### RECORDS FOR THE TASK
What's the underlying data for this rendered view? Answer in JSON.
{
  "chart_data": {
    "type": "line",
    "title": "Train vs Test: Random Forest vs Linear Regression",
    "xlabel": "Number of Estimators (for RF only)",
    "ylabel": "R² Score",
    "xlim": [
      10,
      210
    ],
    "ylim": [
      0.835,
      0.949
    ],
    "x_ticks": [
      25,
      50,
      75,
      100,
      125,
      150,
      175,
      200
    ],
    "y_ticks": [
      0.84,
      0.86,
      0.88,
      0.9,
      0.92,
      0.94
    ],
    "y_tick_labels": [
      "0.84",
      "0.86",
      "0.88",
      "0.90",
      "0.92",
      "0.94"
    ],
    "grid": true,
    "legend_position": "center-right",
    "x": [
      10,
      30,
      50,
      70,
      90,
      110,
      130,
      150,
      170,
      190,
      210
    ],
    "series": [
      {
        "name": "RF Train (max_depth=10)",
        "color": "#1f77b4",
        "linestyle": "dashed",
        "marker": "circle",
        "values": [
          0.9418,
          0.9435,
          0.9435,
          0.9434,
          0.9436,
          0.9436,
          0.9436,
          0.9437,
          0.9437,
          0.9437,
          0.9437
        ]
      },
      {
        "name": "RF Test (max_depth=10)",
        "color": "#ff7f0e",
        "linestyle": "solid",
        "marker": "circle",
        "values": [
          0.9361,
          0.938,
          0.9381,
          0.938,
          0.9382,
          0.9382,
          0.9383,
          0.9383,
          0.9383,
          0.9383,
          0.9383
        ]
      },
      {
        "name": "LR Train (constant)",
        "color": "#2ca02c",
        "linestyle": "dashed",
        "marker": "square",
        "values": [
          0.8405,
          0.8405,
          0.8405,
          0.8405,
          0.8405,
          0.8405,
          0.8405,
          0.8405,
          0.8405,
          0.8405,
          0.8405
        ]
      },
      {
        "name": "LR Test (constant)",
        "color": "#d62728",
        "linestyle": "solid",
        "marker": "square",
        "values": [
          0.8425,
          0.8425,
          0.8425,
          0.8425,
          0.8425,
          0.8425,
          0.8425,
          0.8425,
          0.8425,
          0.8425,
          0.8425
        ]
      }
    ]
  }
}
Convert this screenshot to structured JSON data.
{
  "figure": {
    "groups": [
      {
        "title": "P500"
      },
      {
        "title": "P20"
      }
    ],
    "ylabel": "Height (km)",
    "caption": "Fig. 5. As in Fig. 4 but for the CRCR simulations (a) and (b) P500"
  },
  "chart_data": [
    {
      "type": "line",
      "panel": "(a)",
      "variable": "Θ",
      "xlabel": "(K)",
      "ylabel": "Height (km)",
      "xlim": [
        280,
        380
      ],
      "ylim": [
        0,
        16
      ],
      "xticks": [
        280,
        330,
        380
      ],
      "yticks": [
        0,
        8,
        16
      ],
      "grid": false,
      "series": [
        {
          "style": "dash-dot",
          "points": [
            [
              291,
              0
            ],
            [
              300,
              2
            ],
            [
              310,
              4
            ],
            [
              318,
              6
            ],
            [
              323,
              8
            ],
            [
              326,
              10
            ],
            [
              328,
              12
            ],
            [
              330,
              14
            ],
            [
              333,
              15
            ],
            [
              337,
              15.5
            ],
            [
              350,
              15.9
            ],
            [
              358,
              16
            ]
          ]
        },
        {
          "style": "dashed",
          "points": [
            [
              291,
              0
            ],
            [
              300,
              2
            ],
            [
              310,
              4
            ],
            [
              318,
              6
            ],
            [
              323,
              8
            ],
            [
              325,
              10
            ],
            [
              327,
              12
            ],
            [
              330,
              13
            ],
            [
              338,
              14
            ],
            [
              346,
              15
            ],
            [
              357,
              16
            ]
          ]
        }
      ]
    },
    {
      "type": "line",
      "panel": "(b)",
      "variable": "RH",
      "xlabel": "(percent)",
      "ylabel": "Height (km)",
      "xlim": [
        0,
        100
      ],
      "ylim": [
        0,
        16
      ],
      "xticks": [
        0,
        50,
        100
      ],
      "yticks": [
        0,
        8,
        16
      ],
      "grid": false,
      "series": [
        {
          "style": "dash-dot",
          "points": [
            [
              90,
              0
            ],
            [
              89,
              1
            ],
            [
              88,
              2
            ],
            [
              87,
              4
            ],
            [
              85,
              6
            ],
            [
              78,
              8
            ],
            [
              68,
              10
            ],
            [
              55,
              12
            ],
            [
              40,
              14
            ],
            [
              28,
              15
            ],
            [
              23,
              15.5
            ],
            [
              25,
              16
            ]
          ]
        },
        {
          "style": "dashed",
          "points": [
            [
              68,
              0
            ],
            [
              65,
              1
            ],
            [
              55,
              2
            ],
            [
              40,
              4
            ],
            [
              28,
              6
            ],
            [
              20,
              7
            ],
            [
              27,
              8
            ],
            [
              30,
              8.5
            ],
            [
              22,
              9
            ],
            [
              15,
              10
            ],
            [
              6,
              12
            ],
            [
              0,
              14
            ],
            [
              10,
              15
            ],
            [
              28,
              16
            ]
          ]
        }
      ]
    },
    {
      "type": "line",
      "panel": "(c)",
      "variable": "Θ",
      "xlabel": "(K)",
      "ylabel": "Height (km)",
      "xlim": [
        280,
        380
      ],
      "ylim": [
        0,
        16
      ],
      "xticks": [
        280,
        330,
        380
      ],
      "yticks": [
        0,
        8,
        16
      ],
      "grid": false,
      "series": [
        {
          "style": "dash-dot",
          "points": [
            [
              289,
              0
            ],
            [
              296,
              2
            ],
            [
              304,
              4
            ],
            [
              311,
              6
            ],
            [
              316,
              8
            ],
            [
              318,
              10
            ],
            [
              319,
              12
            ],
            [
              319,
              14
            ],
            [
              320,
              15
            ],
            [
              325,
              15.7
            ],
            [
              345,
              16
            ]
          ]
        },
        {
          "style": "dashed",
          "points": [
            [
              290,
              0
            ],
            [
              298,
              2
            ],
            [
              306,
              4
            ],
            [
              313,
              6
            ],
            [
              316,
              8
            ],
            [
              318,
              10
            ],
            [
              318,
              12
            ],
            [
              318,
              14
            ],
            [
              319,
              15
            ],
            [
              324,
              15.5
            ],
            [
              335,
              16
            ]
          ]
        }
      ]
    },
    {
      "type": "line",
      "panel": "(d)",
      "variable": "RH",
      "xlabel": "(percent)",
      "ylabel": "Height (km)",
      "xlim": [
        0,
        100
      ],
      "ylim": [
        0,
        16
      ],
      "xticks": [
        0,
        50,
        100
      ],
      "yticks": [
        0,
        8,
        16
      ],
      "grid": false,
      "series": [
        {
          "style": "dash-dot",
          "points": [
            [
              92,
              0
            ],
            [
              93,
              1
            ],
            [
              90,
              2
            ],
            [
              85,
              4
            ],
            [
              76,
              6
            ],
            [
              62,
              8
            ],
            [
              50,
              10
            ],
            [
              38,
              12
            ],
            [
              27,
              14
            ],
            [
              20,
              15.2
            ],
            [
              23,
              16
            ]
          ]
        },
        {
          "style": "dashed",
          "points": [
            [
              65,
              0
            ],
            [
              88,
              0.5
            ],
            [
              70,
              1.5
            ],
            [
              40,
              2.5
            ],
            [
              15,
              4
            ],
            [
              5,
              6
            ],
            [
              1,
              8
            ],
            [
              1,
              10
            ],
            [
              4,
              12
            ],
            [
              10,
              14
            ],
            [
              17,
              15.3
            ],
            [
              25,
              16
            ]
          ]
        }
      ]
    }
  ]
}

### WORK TO COMPLETE
In full and verbatim, repeat the records given above.

### FULL ANSWER
What's the underlying data for this rendered view? Answer in JSON.
{
  "chart_data": {
    "type": "line",
    "title": "Train vs Test: Random Forest vs Linear Regression",
    "xlabel": "Number of Estimators (for RF only)",
    "ylabel": "R² Score",
    "xlim": [
      10,
      210
    ],
    "ylim": [
      0.835,
      0.949
    ],
    "x_ticks": [
      25,
      50,
      75,
      100,
      125,
      150,
      175,
      200
    ],
    "y_ticks": [
      0.84,
      0.86,
      0.88,
      0.9,
      0.92,
      0.94
    ],
    "y_tick_labels": [
      "0.84",
      "0.86",
      "0.88",
      "0.90",
      "0.92",
      "0.94"
    ],
    "grid": true,
    "legend_position": "center-right",
    "x": [
      10,
      30,
      50,
      70,
      90,
      110,
      130,
      150,
      170,
      190,
      210
    ],
    "series": [
      {
        "name": "RF Train (max_depth=10)",
        "color": "#1f77b4",
        "linestyle": "dashed",
        "marker": "circle",
        "values": [
          0.9418,
          0.9435,
          0.9435,
          0.9434,
          0.9436,
          0.9436,
          0.9436,
          0.9437,
          0.9437,
          0.9437,
          0.9437
        ]
      },
      {
        "name": "RF Test (max_depth=10)",
        "color": "#ff7f0e",
        "linestyle": "solid",
        "marker": "circle",
        "values": [
          0.9361,
          0.938,
          0.9381,
          0.938,
          0.9382,
          0.9382,
          0.9383,
          0.9383,
          0.9383,
          0.9383,
          0.9383
        ]
      },
      {
        "name": "LR Train (constant)",
        "color": "#2ca02c",
        "linestyle": "dashed",
        "marker": "square",
        "values": [
          0.8405,
          0.8405,
          0.8405,
          0.8405,
          0.8405,
          0.8405,
          0.8405,
          0.8405,
          0.8405,
          0.8405,
          0.8405
        ]
      },
      {
        "name": "LR Test (constant)",
        "color": "#d62728",
        "linestyle": "solid",
        "marker": "square",
        "values": [
          0.8425,
          0.8425,
          0.8425,
          0.8425,
          0.8425,
          0.8425,
          0.8425,
          0.8425,
          0.8425,
          0.8425,
          0.8425
        ]
      }
    ]
  }
}
Convert this screenshot to structured JSON data.
{
  "figure": {
    "groups": [
      {
        "title": "P500"
      },
      {
        "title": "P20"
      }
    ],
    "ylabel": "Height (km)",
    "caption": "Fig. 5. As in Fig. 4 but for the CRCR simulations (a) and (b) P500"
  },
  "chart_data": [
    {
      "type": "line",
      "panel": "(a)",
      "variable": "Θ",
      "xlabel": "(K)",
      "ylabel": "Height (km)",
      "xlim": [
        280,
        380
      ],
      "ylim": [
        0,
        16
      ],
      "xticks": [
        280,
        330,
        380
      ],
      "yticks": [
        0,
        8,
        16
      ],
      "grid": false,
      "series": [
        {
          "style": "dash-dot",
          "points": [
            [
              291,
              0
            ],
            [
              300,
              2
            ],
            [
              310,
              4
            ],
            [
              318,
              6
            ],
            [
              323,
              8
            ],
            [
              326,
              10
            ],
            [
              328,
              12
            ],
            [
              330,
              14
            ],
            [
              333,
              15
            ],
            [
              337,
              15.5
            ],
            [
              350,
              15.9
            ],
            [
              358,
              16
            ]
          ]
        },
        {
          "style": "dashed",
          "points": [
            [
              291,
              0
            ],
            [
              300,
              2
            ],
            [
              310,
              4
            ],
            [
              318,
              6
            ],
            [
              323,
              8
            ],
            [
              325,
              10
            ],
            [
              327,
              12
            ],
            [
              330,
              13
            ],
            [
              338,
              14
            ],
            [
              346,
              15
            ],
            [
              357,
              16
            ]
          ]
        }
      ]
    },
    {
      "type": "line",
      "panel": "(b)",
      "variable": "RH",
      "xlabel": "(percent)",
      "ylabel": "Height (km)",
      "xlim": [
        0,
        100
      ],
      "ylim": [
        0,
        16
      ],
      "xticks": [
        0,
        50,
        100
      ],
      "yticks": [
        0,
        8,
        16
      ],
      "grid": false,
      "series": [
        {
          "style": "dash-dot",
          "points": [
            [
              90,
              0
            ],
            [
              89,
              1
            ],
            [
              88,
              2
            ],
            [
              87,
              4
            ],
            [
              85,
              6
            ],
            [
              78,
              8
            ],
            [
              68,
              10
            ],
            [
              55,
              12
            ],
            [
              40,
              14
            ],
            [
              28,
              15
            ],
            [
              23,
              15.5
            ],
            [
              25,
              16
            ]
          ]
        },
        {
          "style": "dashed",
          "points": [
            [
              68,
              0
            ],
            [
              65,
              1
            ],
            [
              55,
              2
            ],
            [
              40,
              4
            ],
            [
              28,
              6
            ],
            [
              20,
              7
            ],
            [
              27,
              8
            ],
            [
              30,
              8.5
            ],
            [
              22,
              9
            ],
            [
              15,
              10
            ],
            [
              6,
              12
            ],
            [
              0,
              14
            ],
            [
              10,
              15
            ],
            [
              28,
              16
            ]
          ]
        }
      ]
    },
    {
      "type": "line",
      "panel": "(c)",
      "variable": "Θ",
      "xlabel": "(K)",
      "ylabel": "Height (km)",
      "xlim": [
        280,
        380
      ],
      "ylim": [
        0,
        16
      ],
      "xticks": [
        280,
        330,
        380
      ],
      "yticks": [
        0,
        8,
        16
      ],
      "grid": false,
      "series": [
        {
          "style": "dash-dot",
          "points": [
            [
              289,
              0
            ],
            [
              296,
              2
            ],
            [
              304,
              4
            ],
            [
              311,
              6
            ],
            [
              316,
              8
            ],
            [
              318,
              10
            ],
            [
              319,
              12
            ],
            [
              319,
              14
            ],
            [
              320,
              15
            ],
            [
              325,
              15.7
            ],
            [
              345,
              16
            ]
          ]
        },
        {
          "style": "dashed",
          "points": [
            [
              290,
              0
            ],
            [
              298,
              2
            ],
            [
              306,
              4
            ],
            [
              313,
              6
            ],
            [
              316,
              8
            ],
            [
              318,
              10
            ],
            [
              318,
              12
            ],
            [
              318,
              14
            ],
            [
              319,
              15
            ],
            [
              324,
              15.5
            ],
            [
              335,
              16
            ]
          ]
        }
      ]
    },
    {
      "type": "line",
      "panel": "(d)",
      "variable": "RH",
      "xlabel": "(percent)",
      "ylabel": "Height (km)",
      "xlim": [
        0,
        100
      ],
      "ylim": [
        0,
        16
      ],
      "xticks": [
        0,
        50,
        100
      ],
      "yticks": [
        0,
        8,
        16
      ],
      "grid": false,
      "series": [
        {
          "style": "dash-dot",
          "points": [
            [
              92,
              0
            ],
            [
              93,
              1
            ],
            [
              90,
              2
            ],
            [
              85,
              4
            ],
            [
              76,
              6
            ],
            [
              62,
              8
            ],
            [
              50,
              10
            ],
            [
              38,
              12
            ],
            [
              27,
              14
            ],
            [
              20,
              15.2
            ],
            [
              23,
              16
            ]
          ]
        },
        {
          "style": "dashed",
          "points": [
            [
              65,
              0
            ],
            [
              88,
              0.5
            ],
            [
              70,
              1.5
            ],
            [
              40,
              2.5
            ],
            [
              15,
              4
            ],
            [
              5,
              6
            ],
            [
              1,
              8
            ],
            [
              1,
              10
            ],
            [
              4,
              12
            ],
            [
              10,
              14
            ],
            [
              17,
              15.3
            ],
            [
              25,
              16
            ]
          ]
        }
      ]
    }
  ]
}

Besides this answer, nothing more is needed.